## [To be done]
Omit all images. Write out the rest of the material exactly.

--- START Record extracts ---

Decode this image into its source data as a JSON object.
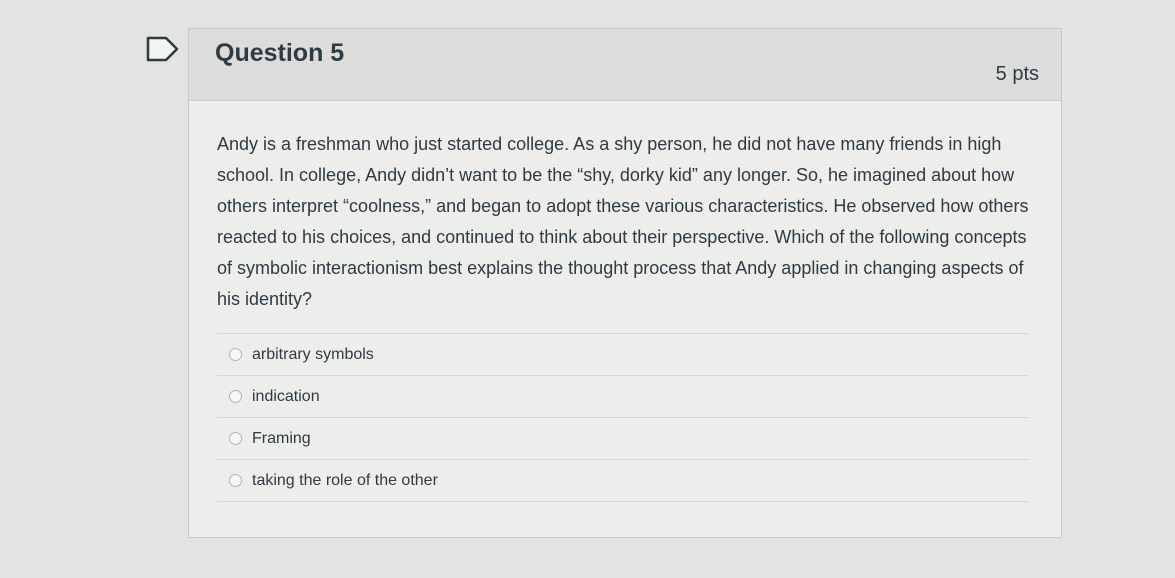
{
  "question": {
    "title": "Question 5",
    "points": "5 pts",
    "text": "Andy is a freshman who just started college. As a shy person, he did not have many friends in high school. In college, Andy didn’t want to be the “shy, dorky kid” any longer. So, he imagined about how others interpret “coolness,” and began to adopt these various characteristics. He observed how others reacted to his choices, and continued to think about their perspective. Which of the following concepts of symbolic interactionism best explains the thought process that Andy applied in changing aspects of his identity?",
    "answers": [
      {
        "label": "arbitrary symbols"
      },
      {
        "label": "indication"
      },
      {
        "label": "Framing"
      },
      {
        "label": "taking the role of the other"
      }
    ]
  },
  "icons": {
    "flag": "flag-outline-icon",
    "radio": "radio-unselected-icon"
  },
  "colors": {
    "text": "#2d3b45",
    "header_bg": "#dcdcda",
    "card_bg": "#ededeb",
    "page_bg": "#e3e3e1"
  }
}
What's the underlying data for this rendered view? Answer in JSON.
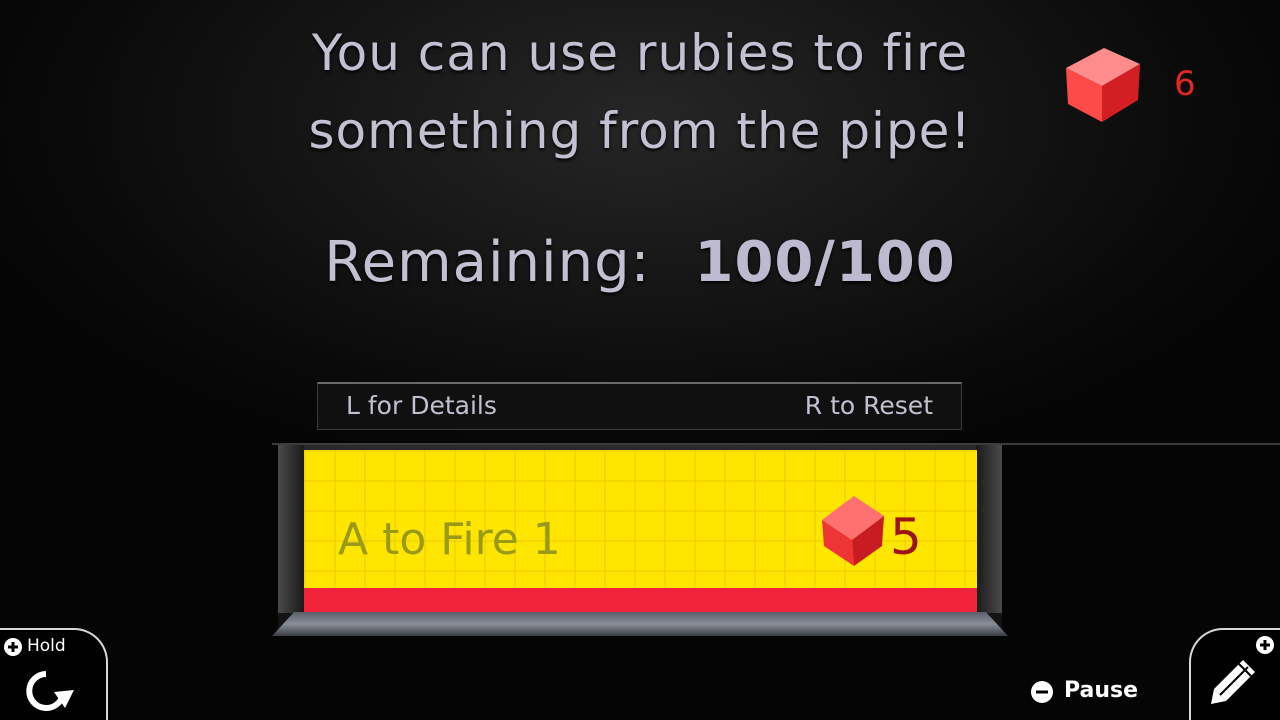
{
  "message": {
    "line1": "You can use rubies to fire",
    "line2": "something from the pipe!"
  },
  "remaining": {
    "label": "Remaining:",
    "value": "100/100"
  },
  "ruby_counter": {
    "icon": "ruby-icon",
    "count": "6"
  },
  "hints": {
    "details": "L for Details",
    "reset": "R to Reset"
  },
  "fire_option": {
    "label": "A to Fire 1",
    "cost": "5",
    "icon": "ruby-icon"
  },
  "corner_controls": {
    "hold_label": "Hold",
    "hold_icon": "rotate-icon",
    "edit_icon": "pencil-icon",
    "pause_label": "Pause"
  },
  "colors": {
    "panel_yellow": "#ffe600",
    "panel_red": "#f2243c",
    "ruby_red": "#e0281e",
    "text_lavender": "#c3c0d2"
  }
}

--- END Record extracts ---

## [Exercise response]
Decode this image into its source data as a JSON object.
{
  "question": {
    "title": "Question 5",
    "points": "5 pts",
    "text": "Andy is a freshman who just started college. As a shy person, he did not have many friends in high school. In college, Andy didn’t want to be the “shy, dorky kid” any longer. So, he imagined about how others interpret “coolness,” and began to adopt these various characteristics. He observed how others reacted to his choices, and continued to think about their perspective. Which of the following concepts of symbolic interactionism best explains the thought process that Andy applied in changing aspects of his identity?",
    "answers": [
      {
        "label": "arbitrary symbols"
      },
      {
        "label": "indication"
      },
      {
        "label": "Framing"
      },
      {
        "label": "taking the role of the other"
      }
    ]
  },
  "icons": {
    "flag": "flag-outline-icon",
    "radio": "radio-unselected-icon"
  },
  "colors": {
    "text": "#2d3b45",
    "header_bg": "#dcdcda",
    "card_bg": "#ededeb",
    "page_bg": "#e3e3e1"
  }
}
What's the underlying data for this rendered view? Answer in JSON.
{
  "message": {
    "line1": "You can use rubies to fire",
    "line2": "something from the pipe!"
  },
  "remaining": {
    "label": "Remaining:",
    "value": "100/100"
  },
  "ruby_counter": {
    "icon": "ruby-icon",
    "count": "6"
  },
  "hints": {
    "details": "L for Details",
    "reset": "R to Reset"
  },
  "fire_option": {
    "label": "A to Fire 1",
    "cost": "5",
    "icon": "ruby-icon"
  },
  "corner_controls": {
    "hold_label": "Hold",
    "hold_icon": "rotate-icon",
    "edit_icon": "pencil-icon",
    "pause_label": "Pause"
  },
  "colors": {
    "panel_yellow": "#ffe600",
    "panel_red": "#f2243c",
    "ruby_red": "#e0281e",
    "text_lavender": "#c3c0d2"
  }
}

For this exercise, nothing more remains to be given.